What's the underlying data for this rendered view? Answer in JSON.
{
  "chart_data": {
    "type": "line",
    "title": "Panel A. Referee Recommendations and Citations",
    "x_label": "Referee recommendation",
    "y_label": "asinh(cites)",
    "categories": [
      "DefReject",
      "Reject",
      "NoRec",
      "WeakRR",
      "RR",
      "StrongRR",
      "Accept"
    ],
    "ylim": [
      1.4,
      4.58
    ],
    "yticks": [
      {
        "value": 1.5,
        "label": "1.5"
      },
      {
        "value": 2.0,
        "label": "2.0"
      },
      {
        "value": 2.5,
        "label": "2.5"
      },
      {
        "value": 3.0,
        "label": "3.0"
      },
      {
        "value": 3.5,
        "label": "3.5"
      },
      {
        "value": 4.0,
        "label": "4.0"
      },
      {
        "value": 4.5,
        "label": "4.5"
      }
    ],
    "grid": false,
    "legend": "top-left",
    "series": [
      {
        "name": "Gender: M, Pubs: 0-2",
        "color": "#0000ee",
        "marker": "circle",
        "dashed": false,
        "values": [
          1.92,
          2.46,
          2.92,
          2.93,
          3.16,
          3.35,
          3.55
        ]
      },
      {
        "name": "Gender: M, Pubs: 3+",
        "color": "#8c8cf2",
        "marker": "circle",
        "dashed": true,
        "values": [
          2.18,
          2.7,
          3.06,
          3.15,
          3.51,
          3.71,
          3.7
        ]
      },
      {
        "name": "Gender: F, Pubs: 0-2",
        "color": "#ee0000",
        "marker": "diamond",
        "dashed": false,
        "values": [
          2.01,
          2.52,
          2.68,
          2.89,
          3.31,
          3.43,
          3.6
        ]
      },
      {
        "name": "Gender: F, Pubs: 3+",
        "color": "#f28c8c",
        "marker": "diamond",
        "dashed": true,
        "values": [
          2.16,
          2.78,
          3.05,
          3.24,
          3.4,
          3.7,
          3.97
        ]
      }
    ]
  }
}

• • • • • • •

* Work to complete *
Your task is to quote all of the data word for word.

* Result for this task *
What's the underlying data for this rendered view? Answer in JSON.
{
  "chart_data": {
    "type": "line",
    "title": "Panel A. Referee Recommendations and Citations",
    "x_label": "Referee recommendation",
    "y_label": "asinh(cites)",
    "categories": [
      "DefReject",
      "Reject",
      "NoRec",
      "WeakRR",
      "RR",
      "StrongRR",
      "Accept"
    ],
    "ylim": [
      1.4,
      4.58
    ],
    "yticks": [
      {
        "value": 1.5,
        "label": "1.5"
      },
      {
        "value": 2.0,
        "label": "2.0"
      },
      {
        "value": 2.5,
        "label": "2.5"
      },
      {
        "value": 3.0,
        "label": "3.0"
      },
      {
        "value": 3.5,
        "label": "3.5"
      },
      {
        "value": 4.0,
        "label": "4.0"
      },
      {
        "value": 4.5,
        "label": "4.5"
      }
    ],
    "grid": false,
    "legend": "top-left",
    "series": [
      {
        "name": "Gender: M, Pubs: 0-2",
        "color": "#0000ee",
        "marker": "circle",
        "dashed": false,
        "values": [
          1.92,
          2.46,
          2.92,
          2.93,
          3.16,
          3.35,
          3.55
        ]
      },
      {
        "name": "Gender: M, Pubs: 3+",
        "color": "#8c8cf2",
        "marker": "circle",
        "dashed": true,
        "values": [
          2.18,
          2.7,
          3.06,
          3.15,
          3.51,
          3.71,
          3.7
        ]
      },
      {
        "name": "Gender: F, Pubs: 0-2",
        "color": "#ee0000",
        "marker": "diamond",
        "dashed": false,
        "values": [
          2.01,
          2.52,
          2.68,
          2.89,
          3.31,
          3.43,
          3.6
        ]
      },
      {
        "name": "Gender: F, Pubs: 3+",
        "color": "#f28c8c",
        "marker": "diamond",
        "dashed": true,
        "values": [
          2.16,
          2.78,
          3.05,
          3.24,
          3.4,
          3.7,
          3.97
        ]
      }
    ]
  }
}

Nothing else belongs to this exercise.